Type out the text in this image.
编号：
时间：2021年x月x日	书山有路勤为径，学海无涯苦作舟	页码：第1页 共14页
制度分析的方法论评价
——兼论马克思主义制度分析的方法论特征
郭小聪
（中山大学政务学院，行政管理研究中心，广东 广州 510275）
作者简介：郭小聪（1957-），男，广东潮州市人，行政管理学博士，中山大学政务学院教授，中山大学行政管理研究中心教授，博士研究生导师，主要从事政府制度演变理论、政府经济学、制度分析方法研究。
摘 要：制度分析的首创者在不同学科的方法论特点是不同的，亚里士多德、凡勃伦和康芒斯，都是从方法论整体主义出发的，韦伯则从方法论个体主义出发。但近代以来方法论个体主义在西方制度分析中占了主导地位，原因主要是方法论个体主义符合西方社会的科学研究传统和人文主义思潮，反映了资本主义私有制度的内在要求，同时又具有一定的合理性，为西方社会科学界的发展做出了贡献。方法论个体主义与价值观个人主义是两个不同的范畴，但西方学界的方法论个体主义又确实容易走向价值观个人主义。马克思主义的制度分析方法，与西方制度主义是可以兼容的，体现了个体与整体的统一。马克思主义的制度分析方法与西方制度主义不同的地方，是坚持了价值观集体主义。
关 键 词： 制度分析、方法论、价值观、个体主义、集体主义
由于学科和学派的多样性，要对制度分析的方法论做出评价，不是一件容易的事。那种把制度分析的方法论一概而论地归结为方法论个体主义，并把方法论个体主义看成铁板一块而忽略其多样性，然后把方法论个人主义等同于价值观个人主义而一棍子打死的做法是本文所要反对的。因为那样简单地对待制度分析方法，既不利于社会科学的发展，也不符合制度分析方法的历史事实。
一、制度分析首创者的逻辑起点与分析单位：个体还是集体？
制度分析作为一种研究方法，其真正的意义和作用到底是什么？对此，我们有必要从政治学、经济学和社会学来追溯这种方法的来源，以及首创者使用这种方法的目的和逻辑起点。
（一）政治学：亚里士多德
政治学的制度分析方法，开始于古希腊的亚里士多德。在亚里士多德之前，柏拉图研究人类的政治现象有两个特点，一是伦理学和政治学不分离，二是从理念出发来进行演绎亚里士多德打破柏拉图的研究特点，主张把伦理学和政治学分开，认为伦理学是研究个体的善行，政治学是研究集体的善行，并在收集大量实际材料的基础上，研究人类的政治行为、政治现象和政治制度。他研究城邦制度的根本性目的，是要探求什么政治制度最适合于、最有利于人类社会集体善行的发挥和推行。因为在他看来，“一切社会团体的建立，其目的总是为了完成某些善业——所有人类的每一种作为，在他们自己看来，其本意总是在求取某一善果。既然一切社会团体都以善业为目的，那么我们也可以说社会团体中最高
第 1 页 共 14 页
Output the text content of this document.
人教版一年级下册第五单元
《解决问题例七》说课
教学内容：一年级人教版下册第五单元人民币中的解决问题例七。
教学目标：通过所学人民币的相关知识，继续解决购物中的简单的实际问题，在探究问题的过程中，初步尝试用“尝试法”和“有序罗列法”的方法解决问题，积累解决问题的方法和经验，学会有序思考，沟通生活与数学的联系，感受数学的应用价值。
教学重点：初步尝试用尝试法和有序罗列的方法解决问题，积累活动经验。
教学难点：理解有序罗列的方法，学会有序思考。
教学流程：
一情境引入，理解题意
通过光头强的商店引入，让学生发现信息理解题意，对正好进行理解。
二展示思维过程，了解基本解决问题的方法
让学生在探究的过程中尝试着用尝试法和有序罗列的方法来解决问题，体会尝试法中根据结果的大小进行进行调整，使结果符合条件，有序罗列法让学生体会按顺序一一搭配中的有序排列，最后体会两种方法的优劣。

◇ ◇ ◇ ◇ ◇

◆ TASK DIRECTIONS
Give back the data above exactly as it appears.

◆ RESPONSE
Type out the text in this image.
编号：
时间：2021年x月x日	书山有路勤为径，学海无涯苦作舟	页码：第1页 共14页
制度分析的方法论评价
——兼论马克思主义制度分析的方法论特征
郭小聪
（中山大学政务学院，行政管理研究中心，广东 广州 510275）
作者简介：郭小聪（1957-），男，广东潮州市人，行政管理学博士，中山大学政务学院教授，中山大学行政管理研究中心教授，博士研究生导师，主要从事政府制度演变理论、政府经济学、制度分析方法研究。
摘 要：制度分析的首创者在不同学科的方法论特点是不同的，亚里士多德、凡勃伦和康芒斯，都是从方法论整体主义出发的，韦伯则从方法论个体主义出发。但近代以来方法论个体主义在西方制度分析中占了主导地位，原因主要是方法论个体主义符合西方社会的科学研究传统和人文主义思潮，反映了资本主义私有制度的内在要求，同时又具有一定的合理性，为西方社会科学界的发展做出了贡献。方法论个体主义与价值观个人主义是两个不同的范畴，但西方学界的方法论个体主义又确实容易走向价值观个人主义。马克思主义的制度分析方法，与西方制度主义是可以兼容的，体现了个体与整体的统一。马克思主义的制度分析方法与西方制度主义不同的地方，是坚持了价值观集体主义。
关 键 词： 制度分析、方法论、价值观、个体主义、集体主义
由于学科和学派的多样性，要对制度分析的方法论做出评价，不是一件容易的事。那种把制度分析的方法论一概而论地归结为方法论个体主义，并把方法论个体主义看成铁板一块而忽略其多样性，然后把方法论个人主义等同于价值观个人主义而一棍子打死的做法是本文所要反对的。因为那样简单地对待制度分析方法，既不利于社会科学的发展，也不符合制度分析方法的历史事实。
一、制度分析首创者的逻辑起点与分析单位：个体还是集体？
制度分析作为一种研究方法，其真正的意义和作用到底是什么？对此，我们有必要从政治学、经济学和社会学来追溯这种方法的来源，以及首创者使用这种方法的目的和逻辑起点。
（一）政治学：亚里士多德
政治学的制度分析方法，开始于古希腊的亚里士多德。在亚里士多德之前，柏拉图研究人类的政治现象有两个特点，一是伦理学和政治学不分离，二是从理念出发来进行演绎亚里士多德打破柏拉图的研究特点，主张把伦理学和政治学分开，认为伦理学是研究个体的善行，政治学是研究集体的善行，并在收集大量实际材料的基础上，研究人类的政治行为、政治现象和政治制度。他研究城邦制度的根本性目的，是要探求什么政治制度最适合于、最有利于人类社会集体善行的发挥和推行。因为在他看来，“一切社会团体的建立，其目的总是为了完成某些善业——所有人类的每一种作为，在他们自己看来，其本意总是在求取某一善果。既然一切社会团体都以善业为目的，那么我们也可以说社会团体中最高
第 1 页 共 14 页
Output the text content of this document.
人教版一年级下册第五单元
《解决问题例七》说课
教学内容：一年级人教版下册第五单元人民币中的解决问题例七。
教学目标：通过所学人民币的相关知识，继续解决购物中的简单的实际问题，在探究问题的过程中，初步尝试用“尝试法”和“有序罗列法”的方法解决问题，积累解决问题的方法和经验，学会有序思考，沟通生活与数学的联系，感受数学的应用价值。
教学重点：初步尝试用尝试法和有序罗列的方法解决问题，积累活动经验。
教学难点：理解有序罗列的方法，学会有序思考。
教学流程：
一情境引入，理解题意
通过光头强的商店引入，让学生发现信息理解题意，对正好进行理解。
二展示思维过程，了解基本解决问题的方法
让学生在探究的过程中尝试着用尝试法和有序罗列的方法来解决问题，体会尝试法中根据结果的大小进行进行调整，使结果符合条件，有序罗列法让学生体会按顺序一一搭配中的有序排列，最后体会两种方法的优劣。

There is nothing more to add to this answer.